Directions
From the entries below, please gather each line containing the string "this".

----------

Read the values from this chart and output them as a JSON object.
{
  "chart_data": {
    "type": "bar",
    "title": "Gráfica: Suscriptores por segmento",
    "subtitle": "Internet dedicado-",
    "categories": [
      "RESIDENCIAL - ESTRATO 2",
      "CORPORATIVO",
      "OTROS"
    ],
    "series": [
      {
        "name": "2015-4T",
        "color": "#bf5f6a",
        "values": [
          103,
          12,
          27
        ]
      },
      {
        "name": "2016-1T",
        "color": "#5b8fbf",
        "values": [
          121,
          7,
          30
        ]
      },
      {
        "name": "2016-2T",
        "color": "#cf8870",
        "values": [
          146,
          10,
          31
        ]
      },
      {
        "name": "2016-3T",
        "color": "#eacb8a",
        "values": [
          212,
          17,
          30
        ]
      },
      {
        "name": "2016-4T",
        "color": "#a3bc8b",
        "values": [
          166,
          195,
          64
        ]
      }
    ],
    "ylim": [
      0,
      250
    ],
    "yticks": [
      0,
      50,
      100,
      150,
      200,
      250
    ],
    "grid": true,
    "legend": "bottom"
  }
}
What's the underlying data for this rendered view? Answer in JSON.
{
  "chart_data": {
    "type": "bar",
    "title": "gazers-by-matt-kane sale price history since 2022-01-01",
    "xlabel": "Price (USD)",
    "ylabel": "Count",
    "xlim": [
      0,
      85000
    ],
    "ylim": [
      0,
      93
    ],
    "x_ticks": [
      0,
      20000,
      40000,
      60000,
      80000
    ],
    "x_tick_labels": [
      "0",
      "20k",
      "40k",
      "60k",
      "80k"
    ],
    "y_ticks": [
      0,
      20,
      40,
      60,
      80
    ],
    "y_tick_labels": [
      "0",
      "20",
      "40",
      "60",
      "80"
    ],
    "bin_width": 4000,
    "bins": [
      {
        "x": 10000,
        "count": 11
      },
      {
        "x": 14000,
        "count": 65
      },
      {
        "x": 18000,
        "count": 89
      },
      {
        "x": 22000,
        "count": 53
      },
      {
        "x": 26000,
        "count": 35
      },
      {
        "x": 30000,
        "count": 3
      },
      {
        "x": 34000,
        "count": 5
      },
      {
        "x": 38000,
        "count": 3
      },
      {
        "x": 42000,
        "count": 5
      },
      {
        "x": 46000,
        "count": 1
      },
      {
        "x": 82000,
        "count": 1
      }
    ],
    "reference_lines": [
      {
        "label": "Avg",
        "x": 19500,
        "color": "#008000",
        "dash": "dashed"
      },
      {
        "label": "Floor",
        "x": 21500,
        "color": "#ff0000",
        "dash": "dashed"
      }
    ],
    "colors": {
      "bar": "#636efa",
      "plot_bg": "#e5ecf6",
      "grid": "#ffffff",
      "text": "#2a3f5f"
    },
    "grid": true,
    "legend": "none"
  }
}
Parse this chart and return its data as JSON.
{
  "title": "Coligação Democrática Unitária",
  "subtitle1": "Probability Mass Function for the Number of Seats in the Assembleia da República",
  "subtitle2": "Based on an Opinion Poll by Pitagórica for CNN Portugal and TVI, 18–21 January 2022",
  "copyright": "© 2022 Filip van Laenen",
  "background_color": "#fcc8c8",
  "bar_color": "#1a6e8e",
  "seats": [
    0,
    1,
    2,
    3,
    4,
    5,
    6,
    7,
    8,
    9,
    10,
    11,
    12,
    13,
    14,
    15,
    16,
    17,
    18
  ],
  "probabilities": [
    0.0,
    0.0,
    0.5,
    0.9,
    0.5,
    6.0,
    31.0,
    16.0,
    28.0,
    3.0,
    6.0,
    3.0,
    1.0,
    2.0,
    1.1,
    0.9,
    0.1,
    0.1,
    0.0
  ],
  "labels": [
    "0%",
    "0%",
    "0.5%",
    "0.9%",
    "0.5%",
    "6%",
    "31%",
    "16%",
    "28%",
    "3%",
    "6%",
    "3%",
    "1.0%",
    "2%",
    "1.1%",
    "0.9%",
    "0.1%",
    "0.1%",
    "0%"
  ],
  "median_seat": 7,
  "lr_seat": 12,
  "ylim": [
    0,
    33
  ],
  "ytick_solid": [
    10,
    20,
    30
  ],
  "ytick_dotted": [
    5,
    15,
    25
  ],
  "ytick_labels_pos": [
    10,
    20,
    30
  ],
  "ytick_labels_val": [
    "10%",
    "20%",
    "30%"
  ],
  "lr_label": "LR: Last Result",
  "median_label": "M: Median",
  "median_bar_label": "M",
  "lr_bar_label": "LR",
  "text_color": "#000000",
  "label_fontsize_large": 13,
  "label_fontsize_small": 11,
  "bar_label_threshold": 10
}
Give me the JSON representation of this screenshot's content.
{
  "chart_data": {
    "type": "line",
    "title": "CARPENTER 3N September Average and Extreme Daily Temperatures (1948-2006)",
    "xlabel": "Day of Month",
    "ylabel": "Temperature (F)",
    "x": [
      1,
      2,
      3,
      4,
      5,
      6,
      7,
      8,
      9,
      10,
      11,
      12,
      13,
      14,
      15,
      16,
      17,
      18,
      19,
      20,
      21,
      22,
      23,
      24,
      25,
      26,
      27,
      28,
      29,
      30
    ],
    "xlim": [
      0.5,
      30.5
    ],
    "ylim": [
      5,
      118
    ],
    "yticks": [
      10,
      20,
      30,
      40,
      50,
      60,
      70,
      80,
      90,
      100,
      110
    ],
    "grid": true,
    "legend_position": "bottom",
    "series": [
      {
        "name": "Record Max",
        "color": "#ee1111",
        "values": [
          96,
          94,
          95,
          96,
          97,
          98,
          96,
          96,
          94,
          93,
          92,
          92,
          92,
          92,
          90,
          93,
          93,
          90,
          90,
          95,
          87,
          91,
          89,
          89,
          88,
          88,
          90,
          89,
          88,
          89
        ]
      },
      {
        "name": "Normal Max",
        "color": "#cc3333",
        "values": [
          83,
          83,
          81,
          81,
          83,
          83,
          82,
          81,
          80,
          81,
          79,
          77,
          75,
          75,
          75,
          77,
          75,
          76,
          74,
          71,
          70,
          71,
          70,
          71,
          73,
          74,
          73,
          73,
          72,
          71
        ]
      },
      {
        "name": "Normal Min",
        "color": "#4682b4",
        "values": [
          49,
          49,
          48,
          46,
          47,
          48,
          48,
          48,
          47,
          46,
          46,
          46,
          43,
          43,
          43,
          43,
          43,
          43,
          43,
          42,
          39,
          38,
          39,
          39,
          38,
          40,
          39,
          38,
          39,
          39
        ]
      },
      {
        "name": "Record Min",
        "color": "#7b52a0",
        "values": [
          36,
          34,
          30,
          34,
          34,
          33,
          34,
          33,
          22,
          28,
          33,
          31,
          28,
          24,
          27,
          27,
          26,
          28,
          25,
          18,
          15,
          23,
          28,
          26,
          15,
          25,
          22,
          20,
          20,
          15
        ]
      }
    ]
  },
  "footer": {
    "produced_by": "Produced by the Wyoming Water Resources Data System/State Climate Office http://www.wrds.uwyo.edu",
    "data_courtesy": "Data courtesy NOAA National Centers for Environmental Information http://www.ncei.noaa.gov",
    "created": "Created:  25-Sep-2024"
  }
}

----------

Final result
Read the values from this chart and output them as a JSON object.
What's the underlying data for this rendered view? Answer in JSON.
Parse this chart and return its data as JSON.
Give me the JSON representation of this screenshot's content.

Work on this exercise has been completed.